Il n’existe « pas de solution miracle » en matière de désendoctrinement, renchérit le ministre de la Ville et de la Jeunesse Patrick Kanner. « Mais l’État doit absolument donner la cap. » Depuis 2015, quelque 20 millions d’euros de crédits ont été affectés à la prévention de la radicalisation.

« Contre-productif » ?

Après la mise en place d’un numéro vert permettant le signalement des personnes en voie de radicalisation, la prise en charge individualisée par les préfectures et les associations locales – dont bénéficient aujourd’hui 2 375 personnes – et les quartiers dédiés en prison, les CPIC (d’autres doivent suivre après Beaumont-en-Véron) s’ajoutent à l’éventail des dispositifs déployés depuis deux ans. Ces centres fermés au cadre très structuré – horaires précis, port d’uniformes, lever des couleurs hebdomadaire – accueilleront les jeunes pour une période maximum de 10 mois. Objectif : les resocialiser et les diriger vers une formation professionnelle ou des études. Mais comment s’assurer que la méthode aura marché ?

▸ Données fournies:
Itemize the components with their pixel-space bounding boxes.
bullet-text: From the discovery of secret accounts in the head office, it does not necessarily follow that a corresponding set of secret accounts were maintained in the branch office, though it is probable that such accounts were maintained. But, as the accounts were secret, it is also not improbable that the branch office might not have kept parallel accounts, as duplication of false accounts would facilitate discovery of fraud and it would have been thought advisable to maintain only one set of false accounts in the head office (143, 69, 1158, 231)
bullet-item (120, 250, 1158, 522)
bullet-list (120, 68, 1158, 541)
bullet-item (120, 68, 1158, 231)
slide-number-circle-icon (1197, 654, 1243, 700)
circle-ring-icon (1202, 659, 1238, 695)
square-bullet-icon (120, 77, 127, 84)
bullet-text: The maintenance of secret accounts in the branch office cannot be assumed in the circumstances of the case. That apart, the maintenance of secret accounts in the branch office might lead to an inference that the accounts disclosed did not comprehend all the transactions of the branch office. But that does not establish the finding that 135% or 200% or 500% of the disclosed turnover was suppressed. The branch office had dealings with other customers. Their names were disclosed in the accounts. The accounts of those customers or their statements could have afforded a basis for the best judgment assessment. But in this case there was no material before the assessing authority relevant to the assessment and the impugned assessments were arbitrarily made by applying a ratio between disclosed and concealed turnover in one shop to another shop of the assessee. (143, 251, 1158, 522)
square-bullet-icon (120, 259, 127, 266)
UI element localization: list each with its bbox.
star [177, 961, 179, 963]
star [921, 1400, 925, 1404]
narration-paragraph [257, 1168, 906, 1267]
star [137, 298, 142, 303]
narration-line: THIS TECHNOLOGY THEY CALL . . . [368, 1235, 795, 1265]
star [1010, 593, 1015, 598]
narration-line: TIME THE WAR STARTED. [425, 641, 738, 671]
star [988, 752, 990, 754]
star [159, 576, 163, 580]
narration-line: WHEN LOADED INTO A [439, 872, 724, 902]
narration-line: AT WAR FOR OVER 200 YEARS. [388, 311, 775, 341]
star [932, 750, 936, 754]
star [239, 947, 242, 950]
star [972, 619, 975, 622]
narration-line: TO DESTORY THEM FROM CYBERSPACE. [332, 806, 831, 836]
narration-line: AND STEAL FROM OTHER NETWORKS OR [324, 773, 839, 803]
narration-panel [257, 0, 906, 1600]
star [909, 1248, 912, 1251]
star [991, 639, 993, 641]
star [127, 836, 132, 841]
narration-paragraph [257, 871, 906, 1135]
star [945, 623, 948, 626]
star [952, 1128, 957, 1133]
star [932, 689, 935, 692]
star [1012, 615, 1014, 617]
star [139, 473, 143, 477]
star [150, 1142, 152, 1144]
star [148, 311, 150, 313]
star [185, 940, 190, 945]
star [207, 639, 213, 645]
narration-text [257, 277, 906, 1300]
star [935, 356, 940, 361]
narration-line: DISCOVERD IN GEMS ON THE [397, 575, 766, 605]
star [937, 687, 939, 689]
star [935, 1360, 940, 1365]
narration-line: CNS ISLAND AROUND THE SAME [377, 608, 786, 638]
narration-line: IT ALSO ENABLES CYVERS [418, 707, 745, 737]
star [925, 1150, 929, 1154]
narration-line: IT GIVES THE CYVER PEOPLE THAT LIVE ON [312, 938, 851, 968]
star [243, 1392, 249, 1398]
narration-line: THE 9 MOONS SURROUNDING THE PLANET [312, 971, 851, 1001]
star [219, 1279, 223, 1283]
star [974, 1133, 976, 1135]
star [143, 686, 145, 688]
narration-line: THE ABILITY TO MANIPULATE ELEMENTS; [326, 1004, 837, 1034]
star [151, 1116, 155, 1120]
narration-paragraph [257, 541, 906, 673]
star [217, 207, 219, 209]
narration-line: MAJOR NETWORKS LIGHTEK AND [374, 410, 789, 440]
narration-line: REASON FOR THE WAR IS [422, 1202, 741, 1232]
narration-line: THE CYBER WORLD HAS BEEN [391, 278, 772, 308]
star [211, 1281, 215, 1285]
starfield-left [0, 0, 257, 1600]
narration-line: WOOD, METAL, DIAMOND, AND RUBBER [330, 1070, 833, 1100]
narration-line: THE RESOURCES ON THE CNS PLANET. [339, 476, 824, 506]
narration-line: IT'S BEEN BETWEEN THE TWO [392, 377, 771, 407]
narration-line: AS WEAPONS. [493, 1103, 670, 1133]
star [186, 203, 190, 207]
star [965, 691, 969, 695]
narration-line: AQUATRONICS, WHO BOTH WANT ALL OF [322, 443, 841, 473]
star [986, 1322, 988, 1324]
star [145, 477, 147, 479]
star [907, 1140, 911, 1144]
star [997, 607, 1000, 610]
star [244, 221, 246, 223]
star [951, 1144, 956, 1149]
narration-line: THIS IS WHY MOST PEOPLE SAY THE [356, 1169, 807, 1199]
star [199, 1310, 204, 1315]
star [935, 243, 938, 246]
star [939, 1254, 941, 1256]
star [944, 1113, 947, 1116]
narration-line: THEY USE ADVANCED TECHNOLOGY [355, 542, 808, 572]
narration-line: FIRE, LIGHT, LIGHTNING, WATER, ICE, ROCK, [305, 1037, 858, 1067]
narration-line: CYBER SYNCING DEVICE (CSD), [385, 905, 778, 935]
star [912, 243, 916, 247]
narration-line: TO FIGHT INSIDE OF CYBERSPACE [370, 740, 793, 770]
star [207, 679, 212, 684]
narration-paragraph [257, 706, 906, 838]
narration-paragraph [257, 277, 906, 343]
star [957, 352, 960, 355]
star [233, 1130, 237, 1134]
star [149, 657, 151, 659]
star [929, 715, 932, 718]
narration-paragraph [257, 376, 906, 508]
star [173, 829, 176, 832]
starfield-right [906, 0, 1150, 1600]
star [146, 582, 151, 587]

▸ Consigne 1:
Répondez brièvement à ces questions d'après le texte à lire.
(a) Quel montant de crédits a été affecté à la prévention de la radicalisation depuis 2015 ?
(b) Combien de personnes bénéficient aujourd'hui de la prise en charge individualisée par les préfectures et les associations locales ?
(c) Pour quelle période maximale les centres fermés accueilleront-ils les jeunes ?
▸ Consigne 2:
Indiquez si chacune des affirmations suivantes concorde avec le texte à lire. Répondez par oui ou par non, en citant les mots décisifs du texte.
(a) Patrick Kanner estime qu'il existe une solution miracle en matière de désendoctrinement.
(b) Le port d'uniformes fait partie du cadre des centres fermés.
(c) D'autres CPIC sont prévus après celui de Beaumont-en-Véron.

▸ Réponse 1:
(a) Quelque 20 millions d'euros.
(b) 2 375 personnes.
(c) 10 mois au maximum.

▸ Réponse 2:
(a) Non : « pas de solution miracle ».
(b) Oui : « horaires précis, port d’uniformes, lever des couleurs hebdomadaire ».
(c) Oui : « d’autres doivent suivre après Beaumont-en-Véron ».